| Given request |
Each entry below should be written out exactly as it is, with no pictures.

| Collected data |
::::::
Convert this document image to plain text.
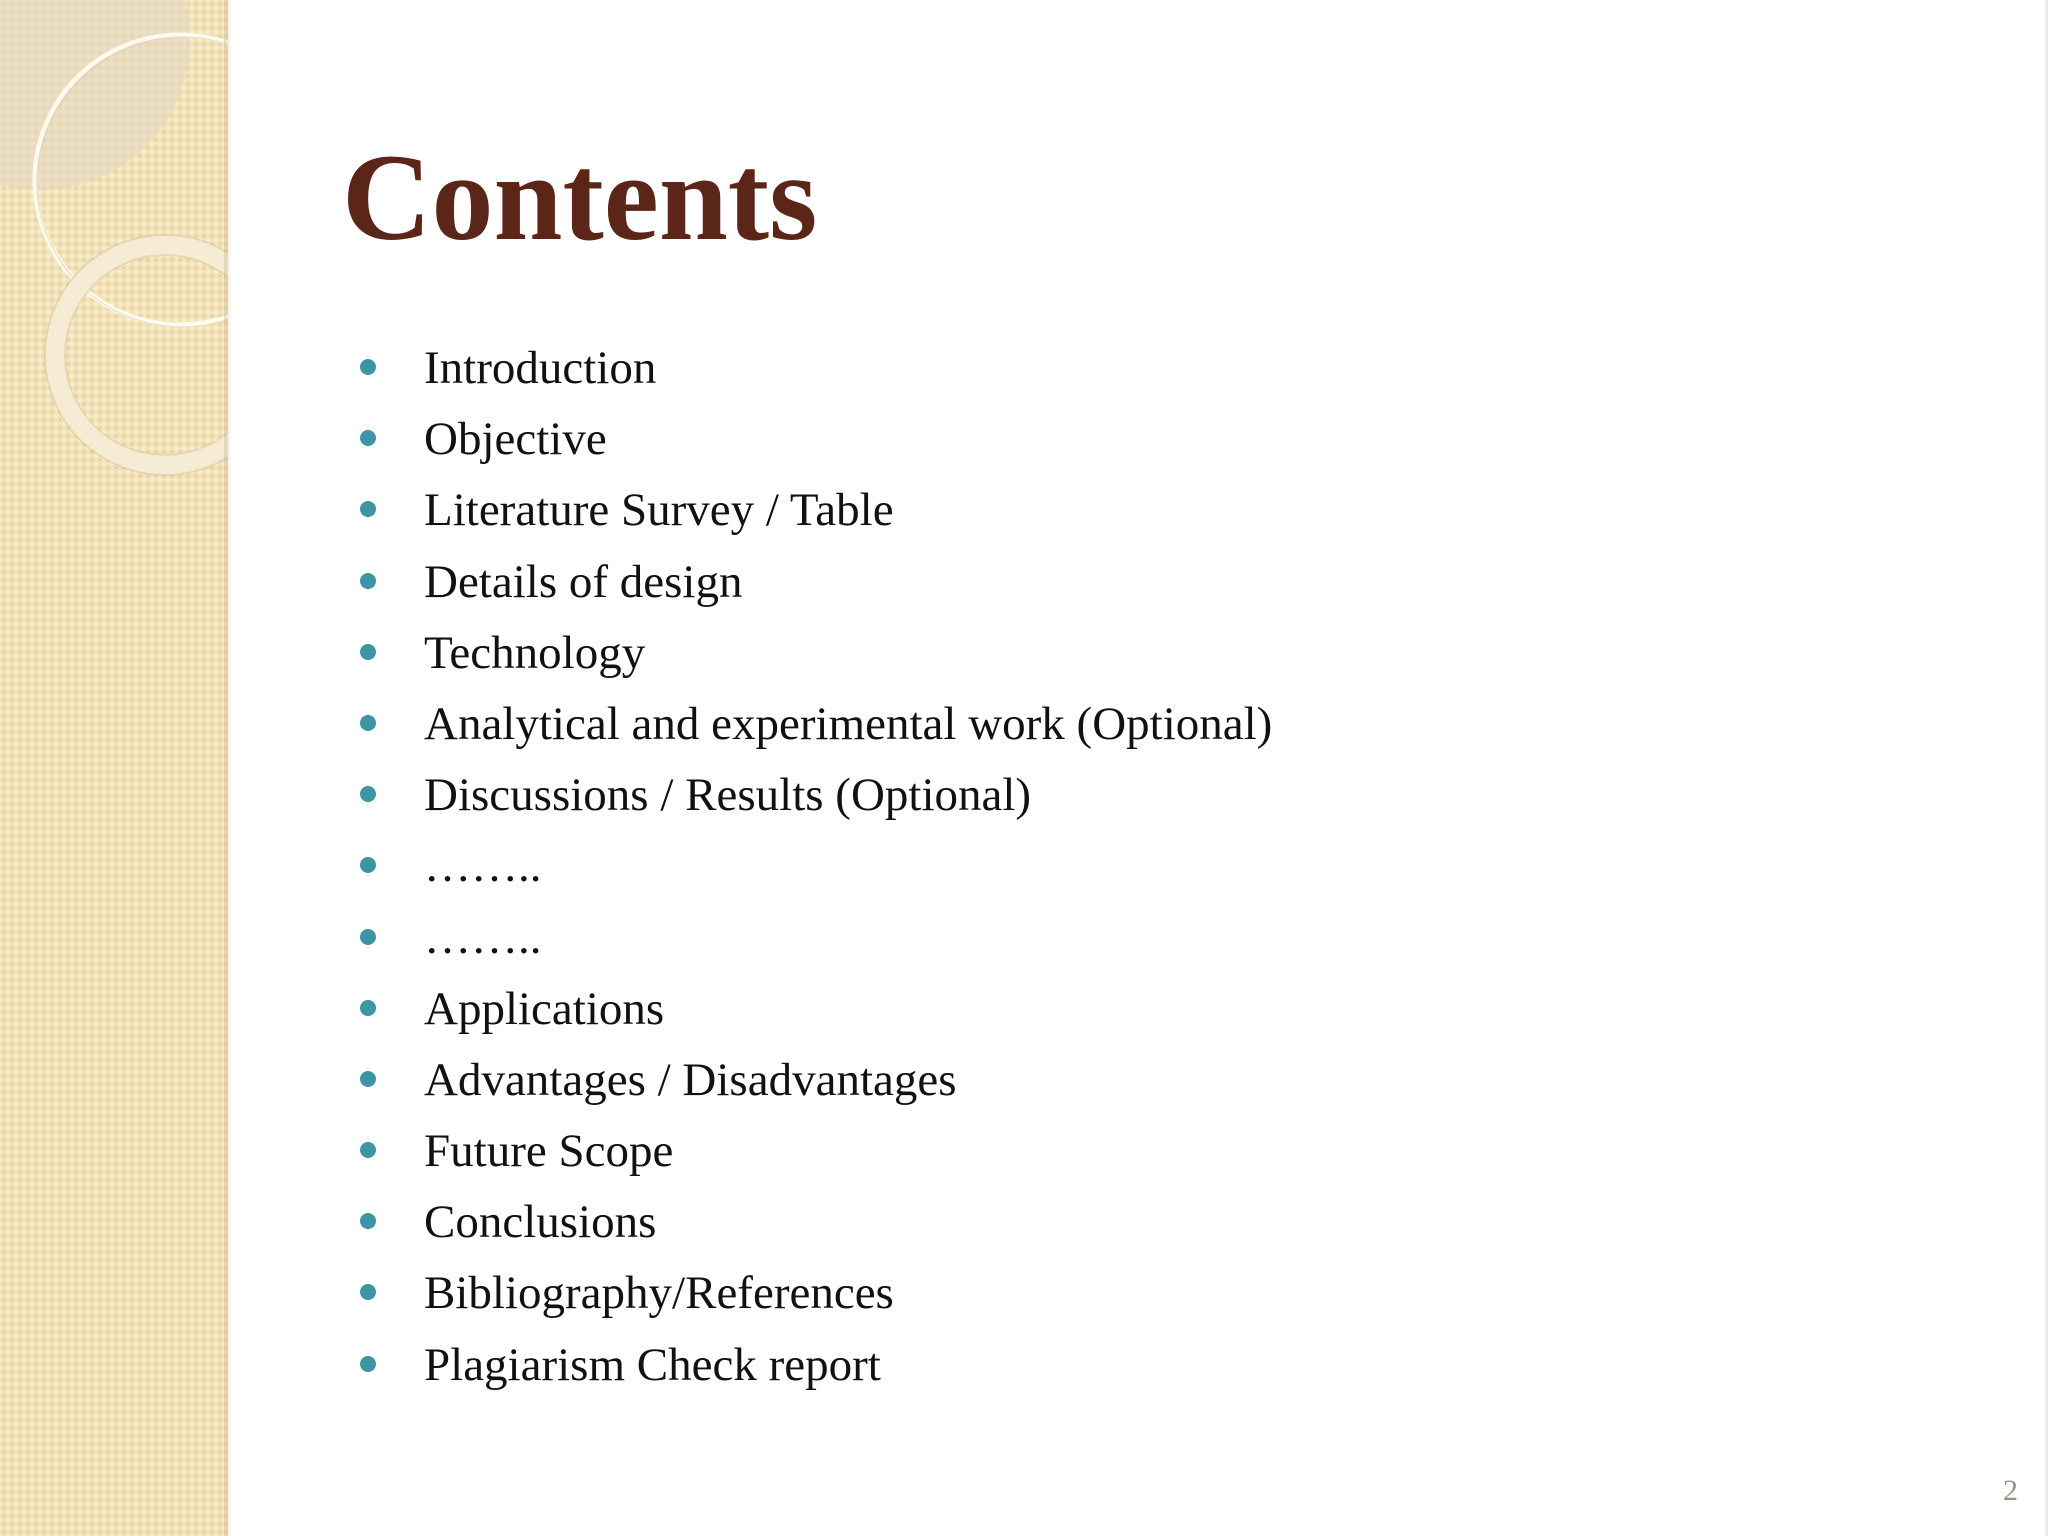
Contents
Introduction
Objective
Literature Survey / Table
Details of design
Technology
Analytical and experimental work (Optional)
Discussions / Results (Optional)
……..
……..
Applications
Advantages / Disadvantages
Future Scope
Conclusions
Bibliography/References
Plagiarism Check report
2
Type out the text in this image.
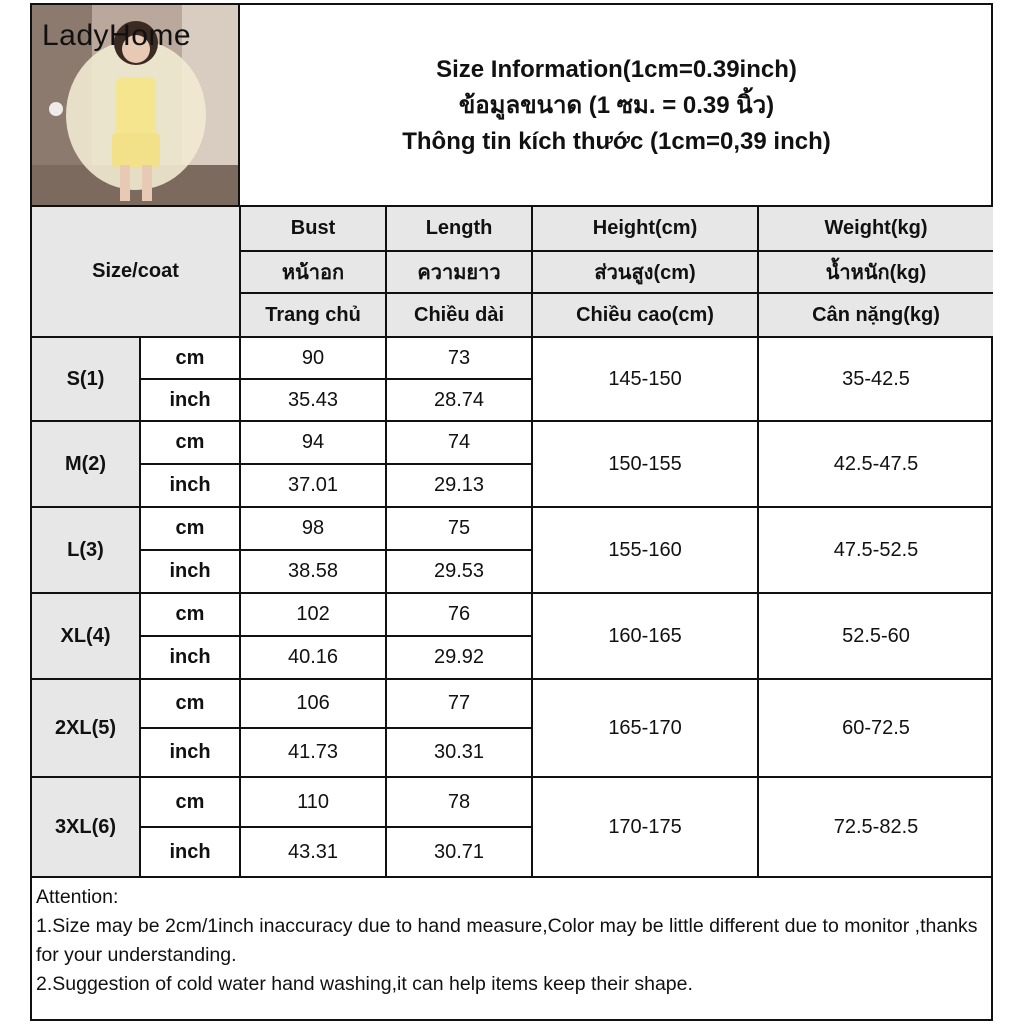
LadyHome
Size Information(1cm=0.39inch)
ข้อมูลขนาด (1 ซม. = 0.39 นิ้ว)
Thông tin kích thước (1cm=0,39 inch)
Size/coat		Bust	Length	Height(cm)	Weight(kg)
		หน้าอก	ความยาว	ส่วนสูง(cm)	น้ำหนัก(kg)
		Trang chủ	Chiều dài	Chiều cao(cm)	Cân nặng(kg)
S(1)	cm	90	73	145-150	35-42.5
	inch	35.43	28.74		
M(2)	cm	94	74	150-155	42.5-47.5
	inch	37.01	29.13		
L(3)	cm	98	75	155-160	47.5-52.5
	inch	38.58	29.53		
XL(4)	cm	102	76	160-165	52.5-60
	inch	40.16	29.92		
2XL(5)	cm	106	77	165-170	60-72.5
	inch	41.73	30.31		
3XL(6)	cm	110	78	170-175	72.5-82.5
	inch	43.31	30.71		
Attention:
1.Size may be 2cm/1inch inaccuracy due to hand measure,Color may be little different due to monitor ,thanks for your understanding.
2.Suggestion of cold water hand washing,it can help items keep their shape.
::::::
| Solution for this exercise |
Convert this document image to plain text.
Contents
Introduction
Objective
Literature Survey / Table
Details of design
Technology
Analytical and experimental work (Optional)
Discussions / Results (Optional)
……..
……..
Applications
Advantages / Disadvantages
Future Scope
Conclusions
Bibliography/References
Plagiarism Check report
2
Type out the text in this image.
LadyHome
Size Information(1cm=0.39inch)
ข้อมูลขนาด (1 ซม. = 0.39 นิ้ว)
Thông tin kích thước (1cm=0,39 inch)
Size/coat		Bust	Length	Height(cm)	Weight(kg)
		หน้าอก	ความยาว	ส่วนสูง(cm)	น้ำหนัก(kg)
		Trang chủ	Chiều dài	Chiều cao(cm)	Cân nặng(kg)
S(1)	cm	90	73	145-150	35-42.5
	inch	35.43	28.74		
M(2)	cm	94	74	150-155	42.5-47.5
	inch	37.01	29.13		
L(3)	cm	98	75	155-160	47.5-52.5
	inch	38.58	29.53		
XL(4)	cm	102	76	160-165	52.5-60
	inch	40.16	29.92		
2XL(5)	cm	106	77	165-170	60-72.5
	inch	41.73	30.31		
3XL(6)	cm	110	78	170-175	72.5-82.5
	inch	43.31	30.71		
Attention:
1.Size may be 2cm/1inch inaccuracy due to hand measure,Color may be little different due to monitor ,thanks for your understanding.
2.Suggestion of cold water hand washing,it can help items keep their shape.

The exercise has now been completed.